__PASSAGE__:
######

Submerged News. Like many newsmen, Griffith retains a large measure of idealism about journalism--"an exciting way to do good"--and he regrets that some people feel threatened or ill-served by the press. One of the problems lies in expectations. Journalism, and particularly television news, purports to be a reasonably accurate mirror of the world. Yet it is rarely that. Readers expect--and editors eagerly seek to provide--a full report on what is new and different from last week, yesterday, ten minutes ago. So journalism often shows "the world with all the banality, the ordinary, the uncontroversial and the unchanging left out." In a period of war, domestic turmoil and change, "good news" is even more easily submerged.
Griffith believes that the press, like other U.S. institutions, did not cope well enough with the upheavals of the '60s. It fell too readily for the glib and the dramatic, and was slow to understand the "voice of Archie Bunker's America." Griffith also worries about the "artificial momentum" of major stories: "Once a theme to the news emerges-that McGovern vacillates, that Lyndon Johnson has a credibility problem, that Nixon has much to hide--then any small fact, otherwise inconsequential, can be tied to the theme and made to seem news."

######

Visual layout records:
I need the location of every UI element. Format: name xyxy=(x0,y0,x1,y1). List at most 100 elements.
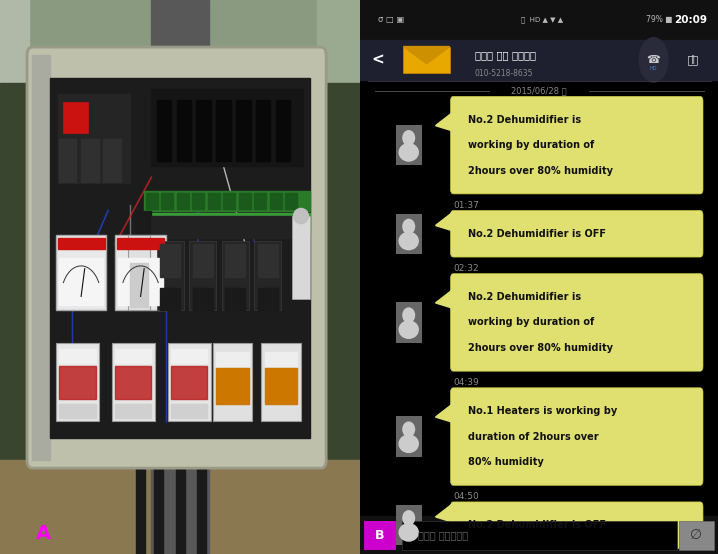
Bar xyxy=(364,521,396,550)
FancyBboxPatch shape xyxy=(450,502,703,548)
Bar xyxy=(157,100,171,161)
Text: 80% humidity: 80% humidity xyxy=(467,457,544,467)
Ellipse shape xyxy=(402,130,415,146)
Bar xyxy=(81,138,100,183)
Bar xyxy=(50,78,310,438)
Bar xyxy=(286,193,297,209)
Bar xyxy=(265,368,297,404)
Ellipse shape xyxy=(293,208,309,224)
Bar xyxy=(396,302,421,342)
Bar xyxy=(103,138,122,183)
Ellipse shape xyxy=(402,307,415,323)
Ellipse shape xyxy=(402,510,415,526)
Ellipse shape xyxy=(398,434,419,453)
Bar xyxy=(216,100,230,161)
Text: working by duration of: working by duration of xyxy=(467,140,594,150)
Text: duration of 2hours over: duration of 2hours over xyxy=(467,432,598,442)
Bar xyxy=(236,100,251,161)
Bar xyxy=(157,241,184,310)
FancyArrow shape xyxy=(176,460,185,554)
Polygon shape xyxy=(436,212,453,231)
Bar xyxy=(137,211,151,238)
Bar xyxy=(160,288,180,310)
Bar xyxy=(239,193,251,209)
Text: ⏰  HD ▲ ▼ ▲: ⏰ HD ▲ ▼ ▲ xyxy=(521,17,564,23)
Bar xyxy=(223,193,235,209)
Text: No.2 Dehumidifier is OFF: No.2 Dehumidifier is OFF xyxy=(467,520,606,530)
Bar xyxy=(171,404,208,418)
Bar xyxy=(192,193,204,209)
Text: 2hours over 80% humidity: 2hours over 80% humidity xyxy=(467,166,612,176)
Text: 79% ■: 79% ■ xyxy=(646,16,673,24)
Bar xyxy=(213,343,252,421)
Bar xyxy=(171,366,208,399)
Bar xyxy=(162,193,173,209)
FancyArrow shape xyxy=(197,460,206,554)
Text: 02:32: 02:32 xyxy=(453,264,479,273)
Bar xyxy=(256,100,270,161)
Text: No.2 Dehumidifier is: No.2 Dehumidifier is xyxy=(467,115,581,125)
Ellipse shape xyxy=(402,219,415,234)
Polygon shape xyxy=(436,112,453,131)
FancyBboxPatch shape xyxy=(450,211,703,257)
Bar xyxy=(146,193,157,209)
Bar xyxy=(396,214,421,254)
Bar xyxy=(56,343,99,421)
Bar xyxy=(112,343,155,421)
Bar xyxy=(116,235,166,310)
Bar xyxy=(254,241,281,310)
Bar xyxy=(151,0,209,554)
Circle shape xyxy=(639,38,668,82)
Text: 2hours over 80% humidity: 2hours over 80% humidity xyxy=(467,343,612,353)
Text: <: < xyxy=(371,52,384,68)
FancyArrow shape xyxy=(154,460,163,554)
Bar xyxy=(197,100,211,161)
Bar xyxy=(404,47,449,73)
Bar xyxy=(167,343,211,421)
Ellipse shape xyxy=(398,232,419,250)
Bar xyxy=(116,349,151,363)
FancyBboxPatch shape xyxy=(27,47,326,468)
Text: No.2 Dehumidifier is OFF: No.2 Dehumidifier is OFF xyxy=(467,229,606,239)
Text: working by duration of: working by duration of xyxy=(467,317,594,327)
Bar xyxy=(254,193,266,209)
Bar xyxy=(208,193,220,209)
Bar xyxy=(0,460,360,554)
Bar xyxy=(360,516,718,554)
Ellipse shape xyxy=(398,143,419,162)
Bar xyxy=(216,368,248,404)
Bar xyxy=(57,94,130,183)
FancyBboxPatch shape xyxy=(450,274,703,371)
Bar xyxy=(116,366,151,399)
Text: 20:09: 20:09 xyxy=(674,15,707,25)
Bar xyxy=(396,125,421,165)
Text: 010-5218-8635: 010-5218-8635 xyxy=(475,69,533,78)
Ellipse shape xyxy=(398,320,419,339)
Bar xyxy=(60,366,95,399)
Text: 흰녹밹 발생 환경제어: 흰녹밹 발생 환경제어 xyxy=(475,50,536,60)
Bar xyxy=(360,0,718,40)
Bar xyxy=(130,263,148,307)
Bar xyxy=(0,0,360,83)
Text: ☎: ☎ xyxy=(647,55,661,65)
Polygon shape xyxy=(436,503,453,522)
Ellipse shape xyxy=(402,422,415,437)
Bar xyxy=(59,138,78,183)
Bar xyxy=(177,193,189,209)
Text: 01:37: 01:37 xyxy=(453,201,480,210)
Ellipse shape xyxy=(398,523,419,542)
Bar xyxy=(116,404,151,418)
Bar xyxy=(151,216,307,238)
Bar xyxy=(360,40,718,80)
Bar xyxy=(32,55,50,460)
Bar xyxy=(193,288,213,310)
Bar xyxy=(144,213,310,233)
Bar xyxy=(56,235,106,310)
Bar xyxy=(222,241,248,310)
Bar xyxy=(225,244,245,277)
Text: No.2 Dehumidifier is: No.2 Dehumidifier is xyxy=(467,292,581,302)
Text: HD: HD xyxy=(650,66,658,71)
Bar xyxy=(177,100,191,161)
Bar xyxy=(128,235,149,310)
Text: σ □ ▣: σ □ ▣ xyxy=(378,16,404,24)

######

__EXERCISE INSTRUCTIONS__:
(A) In the passage on the press, reproduce word for word the stretch that begins at the words "Submerged News. Like" and stops after "more easily submerged.".
(B) Answer these questions from the passage on the press:
(i) What phrase does Griffith use to describe journalism?
(ii) The press did not cope well enough with the upheavals of which decade?
(iii) What news theme does Griffith attach to Lyndon Johnson?

__TASK-BY-TASK RESULTS__:
(A)
Submerged News. Like many newsmen, Griffith retains a large measure of idealism about journalism--"an exciting way to do good"--and he regrets that some people feel threatened or ill-served by the press. One of the problems lies in expectations. Journalism, and particularly television news, purports to be a reasonably accurate mirror of the world. Yet it is rarely that. Readers expect--and editors eagerly seek to provide--a full report on what is new and different from last week, yesterday, ten minutes ago. So journalism often shows "the world with all the banality, the ordinary, the uncontroversial and the unchanging left out." In a period of war, domestic turmoil and change, "good news" is even more easily submerged.

(B)
(i) "an exciting way to do good"
(ii) The '60s
(iii) That he had a credibility problem